__Fragmento del texto__:
Era 1983 en Argentina, fin de la dictadura, comienzos de la democracia. Cualquiera hubiera tenido un motivo para celebrar, por insignificante que fuese. Menos Juan Carr.
Los médicos le habían detectado un tumor que arrasaría con sus ilusiones: casarse con María, tener hijos, vivir. Apenas tenía 22 años y así como así, le diagnosticaron tres meses de sobrevida. Ya había sido boy scout, donado sangre en forma periódica, misionado con los wichis y los pilagás, recorrido leprosarios, se había recibido de médico veterinario, quería ayudar al prójimo, quería salvar a la humanidad. Y en un desdichado estudio clínico había involucionado hacia lo más primario: ni siquiera sabría si él mismo se salvaría.
Entonces empezó a vivir cada día como si fuera el último. Fundó una organización, la Red Solidaria, sin carta orgánica ni papeles. Con la cara y el corazón. Se puso al frente de las campañas contra la desaparición de chicos. Fue el sostén anímico de decenas de familias con víctimas por la violencia de género o los accidentes (asesinatos) viales. Hizo movidas a favor de la vacunación contra la Gripe A y otras epidemias. Su nombre es sinónimo de solidaridad.
Hoy, recibe cien llamados diarios solicitando su auxilio. Miles de personas le deben algo a Juan. La Argentina le debe mucho a Juan. Se casó con María, tiene cinco hijos, los sábados va a almorzar a un club de barrio en Vicente López para escuchar a un grupo “de viejitos”, como él mismo los define. Lleva dos celulares encendidos por si alguien lo requiere. Y sigue sufriendo como un gran papá cada vez que se muere un pibe.

(Registros extraídos)
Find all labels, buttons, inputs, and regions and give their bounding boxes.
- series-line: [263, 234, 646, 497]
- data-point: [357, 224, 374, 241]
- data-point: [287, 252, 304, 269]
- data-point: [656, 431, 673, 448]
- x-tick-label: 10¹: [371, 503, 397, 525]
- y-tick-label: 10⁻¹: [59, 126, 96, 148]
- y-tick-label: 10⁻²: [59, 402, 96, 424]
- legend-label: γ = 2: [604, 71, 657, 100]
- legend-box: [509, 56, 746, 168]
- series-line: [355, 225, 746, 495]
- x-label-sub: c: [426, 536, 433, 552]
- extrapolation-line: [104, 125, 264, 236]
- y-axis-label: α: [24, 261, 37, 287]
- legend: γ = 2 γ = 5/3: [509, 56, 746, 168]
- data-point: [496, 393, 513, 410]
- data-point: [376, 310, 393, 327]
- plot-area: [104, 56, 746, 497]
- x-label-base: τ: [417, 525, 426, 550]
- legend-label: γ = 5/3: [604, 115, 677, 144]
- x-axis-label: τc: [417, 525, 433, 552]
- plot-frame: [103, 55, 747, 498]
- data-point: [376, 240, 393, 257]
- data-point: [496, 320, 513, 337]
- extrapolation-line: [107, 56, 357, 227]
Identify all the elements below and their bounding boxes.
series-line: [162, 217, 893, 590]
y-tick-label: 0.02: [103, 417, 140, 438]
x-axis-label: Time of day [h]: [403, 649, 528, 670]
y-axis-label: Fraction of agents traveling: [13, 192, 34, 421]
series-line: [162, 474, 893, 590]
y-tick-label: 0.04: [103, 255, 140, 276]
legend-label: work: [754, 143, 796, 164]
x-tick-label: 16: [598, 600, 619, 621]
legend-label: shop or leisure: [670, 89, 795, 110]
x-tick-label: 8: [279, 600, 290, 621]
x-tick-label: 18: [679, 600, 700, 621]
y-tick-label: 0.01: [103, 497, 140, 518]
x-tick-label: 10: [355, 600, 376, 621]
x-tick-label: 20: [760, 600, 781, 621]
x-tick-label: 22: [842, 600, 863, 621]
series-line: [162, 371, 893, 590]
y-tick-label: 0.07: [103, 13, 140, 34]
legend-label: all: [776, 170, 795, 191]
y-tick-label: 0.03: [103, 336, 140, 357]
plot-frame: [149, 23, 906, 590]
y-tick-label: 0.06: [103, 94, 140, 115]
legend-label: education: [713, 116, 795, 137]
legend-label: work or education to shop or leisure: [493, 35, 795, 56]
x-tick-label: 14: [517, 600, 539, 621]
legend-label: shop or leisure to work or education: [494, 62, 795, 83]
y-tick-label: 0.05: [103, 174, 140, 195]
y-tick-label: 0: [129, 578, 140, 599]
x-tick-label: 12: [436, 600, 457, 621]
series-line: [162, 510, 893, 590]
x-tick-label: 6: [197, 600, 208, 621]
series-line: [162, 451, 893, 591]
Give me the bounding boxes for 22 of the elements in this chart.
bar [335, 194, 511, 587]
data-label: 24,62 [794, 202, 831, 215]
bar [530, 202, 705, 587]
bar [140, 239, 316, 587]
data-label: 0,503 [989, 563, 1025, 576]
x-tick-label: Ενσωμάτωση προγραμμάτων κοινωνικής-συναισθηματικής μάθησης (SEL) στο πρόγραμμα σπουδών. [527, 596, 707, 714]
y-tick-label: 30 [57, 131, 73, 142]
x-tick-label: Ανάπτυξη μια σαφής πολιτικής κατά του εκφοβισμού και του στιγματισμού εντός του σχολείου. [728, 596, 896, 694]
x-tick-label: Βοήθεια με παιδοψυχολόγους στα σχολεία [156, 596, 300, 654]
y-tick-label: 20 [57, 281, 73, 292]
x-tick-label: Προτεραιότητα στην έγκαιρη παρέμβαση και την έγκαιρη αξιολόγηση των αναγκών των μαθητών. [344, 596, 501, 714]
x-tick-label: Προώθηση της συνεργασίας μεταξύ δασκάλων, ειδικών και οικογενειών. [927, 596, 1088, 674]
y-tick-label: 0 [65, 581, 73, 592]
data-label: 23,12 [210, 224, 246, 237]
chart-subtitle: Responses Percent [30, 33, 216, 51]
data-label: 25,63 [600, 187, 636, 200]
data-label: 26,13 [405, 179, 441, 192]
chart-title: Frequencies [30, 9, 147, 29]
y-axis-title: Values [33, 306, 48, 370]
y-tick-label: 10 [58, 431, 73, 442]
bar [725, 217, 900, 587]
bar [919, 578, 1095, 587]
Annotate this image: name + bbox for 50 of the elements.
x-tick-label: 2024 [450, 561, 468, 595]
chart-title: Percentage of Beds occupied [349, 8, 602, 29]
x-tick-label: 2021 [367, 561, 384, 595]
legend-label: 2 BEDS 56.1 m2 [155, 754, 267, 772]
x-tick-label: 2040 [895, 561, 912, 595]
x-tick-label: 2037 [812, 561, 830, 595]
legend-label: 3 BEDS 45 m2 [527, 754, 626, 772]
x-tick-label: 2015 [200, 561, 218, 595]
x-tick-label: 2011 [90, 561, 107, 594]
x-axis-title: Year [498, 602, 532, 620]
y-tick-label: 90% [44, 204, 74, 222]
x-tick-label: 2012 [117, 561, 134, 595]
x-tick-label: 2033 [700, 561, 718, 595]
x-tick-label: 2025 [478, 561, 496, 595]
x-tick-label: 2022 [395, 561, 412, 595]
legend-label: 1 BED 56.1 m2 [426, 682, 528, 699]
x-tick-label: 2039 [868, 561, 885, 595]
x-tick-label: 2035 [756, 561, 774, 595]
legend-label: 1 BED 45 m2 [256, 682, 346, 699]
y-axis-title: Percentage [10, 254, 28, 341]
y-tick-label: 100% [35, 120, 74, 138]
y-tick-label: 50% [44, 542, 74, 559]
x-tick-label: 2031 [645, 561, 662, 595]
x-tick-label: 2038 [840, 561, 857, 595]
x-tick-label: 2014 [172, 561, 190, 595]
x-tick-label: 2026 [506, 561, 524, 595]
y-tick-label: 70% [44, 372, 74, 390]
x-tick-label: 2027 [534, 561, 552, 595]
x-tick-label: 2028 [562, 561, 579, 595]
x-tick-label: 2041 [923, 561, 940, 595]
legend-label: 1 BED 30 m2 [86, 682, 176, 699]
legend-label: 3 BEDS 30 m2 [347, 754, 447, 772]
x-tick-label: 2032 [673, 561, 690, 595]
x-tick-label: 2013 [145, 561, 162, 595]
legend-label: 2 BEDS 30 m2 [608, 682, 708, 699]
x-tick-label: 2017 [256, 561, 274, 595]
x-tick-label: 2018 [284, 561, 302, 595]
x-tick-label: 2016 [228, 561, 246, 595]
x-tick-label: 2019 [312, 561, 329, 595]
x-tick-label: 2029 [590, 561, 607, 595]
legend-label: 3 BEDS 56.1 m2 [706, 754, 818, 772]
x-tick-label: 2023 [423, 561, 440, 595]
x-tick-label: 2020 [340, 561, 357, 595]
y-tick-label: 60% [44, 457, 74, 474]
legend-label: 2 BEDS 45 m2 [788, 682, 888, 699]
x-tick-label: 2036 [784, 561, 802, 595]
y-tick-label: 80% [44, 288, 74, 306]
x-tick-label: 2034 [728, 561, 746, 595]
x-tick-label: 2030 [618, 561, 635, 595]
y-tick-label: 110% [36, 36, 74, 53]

__Ejercicio__: Transcribe completo el texto sobre Juan Carr, sin omitir ni cambiar nada.

__Respuesta__:
Era 1983 en Argentina, fin de la dictadura, comienzos de la democracia. Cualquiera hubiera tenido un motivo para celebrar, por insignificante que fuese. Menos Juan Carr.
Los médicos le habían detectado un tumor que arrasaría con sus ilusiones: casarse con María, tener hijos, vivir. Apenas tenía 22 años y así como así, le diagnosticaron tres meses de sobrevida. Ya había sido boy scout, donado sangre en forma periódica, misionado con los wichis y los pilagás, recorrido leprosarios, se había recibido de médico veterinario, quería ayudar al prójimo, quería salvar a la humanidad. Y en un desdichado estudio clínico había involucionado hacia lo más primario: ni siquiera sabría si él mismo se salvaría.
Entonces empezó a vivir cada día como si fuera el último. Fundó una organización, la Red Solidaria, sin carta orgánica ni papeles. Con la cara y el corazón. Se puso al frente de las campañas contra la desaparición de chicos. Fue el sostén anímico de decenas de familias con víctimas por la violencia de género o los accidentes (asesinatos) viales. Hizo movidas a favor de la vacunación contra la Gripe A y otras epidemias. Su nombre es sinónimo de solidaridad.
Hoy, recibe cien llamados diarios solicitando su auxilio. Miles de personas le deben algo a Juan. La Argentina le debe mucho a Juan. Se casó con María, tiene cinco hijos, los sábados va a almorzar a un club de barrio en Vicente López para escuchar a un grupo “de viejitos”, como él mismo los define. Lleva dos celulares encendidos por si alguien lo requiere. Y sigue sufriendo como un gran papá cada vez que se muere un pibe.